# [EXTRACT PROVIDED]
● ● ● ●

For reversal -- Chief Justice Weintraub and Justices Jacobs, Francis, Proctor, Hall, Schettino and Mountain. For affirmance -- None.
Defendant was convicted of atrocious assault and battery. The Appellate Division reversed, 112 N.J. Super. 523 (1970), and we granted the State's petition for certification. 57 N.J. 602 (1971). We delayed decision in this case for the reason that the decisive issue was before the United States Supreme Court.
Defendant, in custody on another charge, was identified by the victim of the crime here involved. The Appellate Division held that United States v. Wade, 388 U.S. 218, 87 S. Ct. 1926, 18 L. Ed. 2d 1149 (1967), and Gilbert v. California,
388 U.S. 263, 87 S. Ct. 1951, 18 L. Ed. 2d 1178 (1967), required that counsel be furnished defendant in connection with the confrontation, and none having been furnished here, the conviction had to be reversed.
Wade and Gilbert involved post-indictment lineups. They held the Sixth Amendment right to counsel obtained in those circumstances. There followed considerable controversy as to whether the Wade-Gilbert exclusionary rule applied only to a post-indictment identification. See State v. Mustacchio, 57 N.J. 265 (1970). The case to which we referred in the opening paragraph above is Kirby v. Illinois, 405 U.S. , 92 S. Ct. 1877, 32 L. Ed. 2d 411 (1972). There the majority of the Supreme Court held the Wade-Gilbert rule did not apply to an identification which took place before the commencement of the prosecution of the defendant. Thus the Appellate Division erred in its reading of Wade-Gilbert or in its forecast of what those cases portended.

● ● ● ●

# [PROBLEMS AND TASKS]
a. According to the court opinion, what crime was the defendant convicted of?
b. Extend the court opinion with a further passage that begins after its final sentence.
The listing after this is separate material, unrelated to the court opinion.

# [SOURCE DATA]
● ● ● ●

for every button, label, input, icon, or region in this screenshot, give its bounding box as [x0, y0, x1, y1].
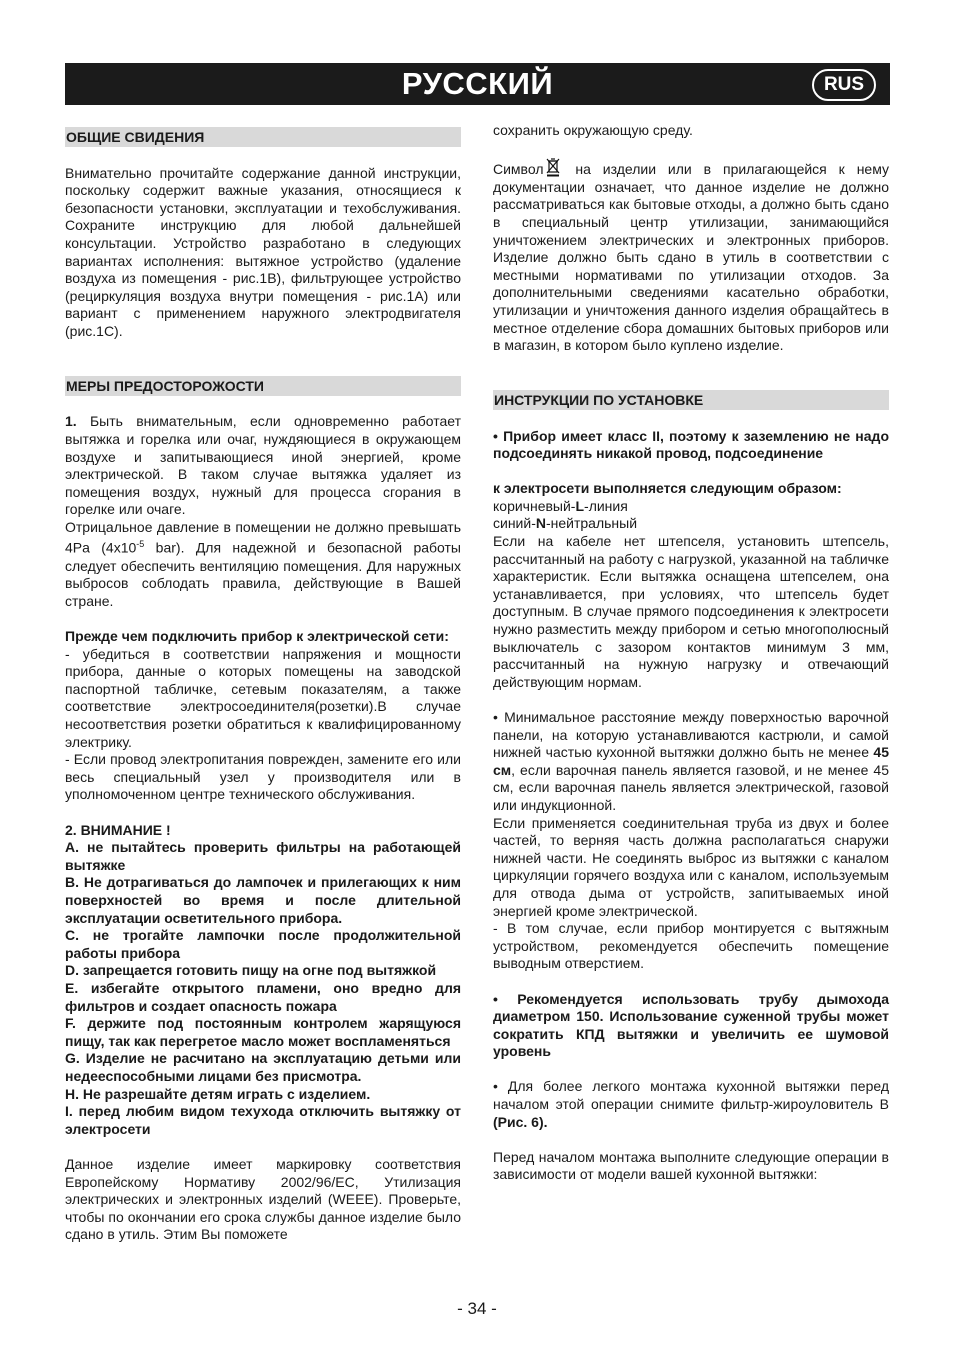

● ● ● ●

# [ANSWERS IN ORDER]
a. Atrocious assault and battery.

b.
We add that although counsel need not be present in these circumstances, enforcement authorities should nonetheless make a complete record of an identification procedure if it is feasible to do so, to the end that the event may be reconstructed in the testimony. The identity of persons participating in a lineup should be recorded, and a picture should be taken if it can be. If the identification is made or attempted on the basis of photographs, a record should be made of the photographs exhibited. We do not say a failure hereafter to follow such procedures will itself invalidate an identification, but such an omission, if not explained, should be weighed in deciding upon the probative value of the identification, out-of-court and in-court.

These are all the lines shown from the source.